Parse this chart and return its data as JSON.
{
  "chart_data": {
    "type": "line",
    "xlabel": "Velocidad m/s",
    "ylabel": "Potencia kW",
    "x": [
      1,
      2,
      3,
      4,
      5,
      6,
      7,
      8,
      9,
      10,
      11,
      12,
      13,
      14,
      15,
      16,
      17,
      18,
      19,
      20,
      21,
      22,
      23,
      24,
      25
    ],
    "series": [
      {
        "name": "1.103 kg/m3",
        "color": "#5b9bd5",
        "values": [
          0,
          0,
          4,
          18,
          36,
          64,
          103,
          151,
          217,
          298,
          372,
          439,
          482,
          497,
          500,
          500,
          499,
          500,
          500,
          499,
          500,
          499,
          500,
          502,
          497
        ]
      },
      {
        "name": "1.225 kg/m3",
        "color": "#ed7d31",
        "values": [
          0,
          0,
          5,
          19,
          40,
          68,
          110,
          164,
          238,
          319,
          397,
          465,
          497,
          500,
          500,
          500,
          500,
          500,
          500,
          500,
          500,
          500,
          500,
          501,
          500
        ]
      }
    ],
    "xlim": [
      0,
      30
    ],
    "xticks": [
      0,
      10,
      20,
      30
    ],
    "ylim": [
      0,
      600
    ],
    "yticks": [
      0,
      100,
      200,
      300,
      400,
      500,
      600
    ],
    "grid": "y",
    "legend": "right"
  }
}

• _WHAT IS BEING ASKED_
Repeat every line of the material exactly as given.

• _ANSWER TO THIS TASK_
Parse this chart and return its data as JSON.
{
  "chart_data": {
    "type": "line",
    "xlabel": "Velocidad m/s",
    "ylabel": "Potencia kW",
    "x": [
      1,
      2,
      3,
      4,
      5,
      6,
      7,
      8,
      9,
      10,
      11,
      12,
      13,
      14,
      15,
      16,
      17,
      18,
      19,
      20,
      21,
      22,
      23,
      24,
      25
    ],
    "series": [
      {
        "name": "1.103 kg/m3",
        "color": "#5b9bd5",
        "values": [
          0,
          0,
          4,
          18,
          36,
          64,
          103,
          151,
          217,
          298,
          372,
          439,
          482,
          497,
          500,
          500,
          499,
          500,
          500,
          499,
          500,
          499,
          500,
          502,
          497
        ]
      },
      {
        "name": "1.225 kg/m3",
        "color": "#ed7d31",
        "values": [
          0,
          0,
          5,
          19,
          40,
          68,
          110,
          164,
          238,
          319,
          397,
          465,
          497,
          500,
          500,
          500,
          500,
          500,
          500,
          500,
          500,
          500,
          500,
          501,
          500
        ]
      }
    ],
    "xlim": [
      0,
      30
    ],
    "xticks": [
      0,
      10,
      20,
      30
    ],
    "ylim": [
      0,
      600
    ],
    "yticks": [
      0,
      100,
      200,
      300,
      400,
      500,
      600
    ],
    "grid": "y",
    "legend": "right"
  }
}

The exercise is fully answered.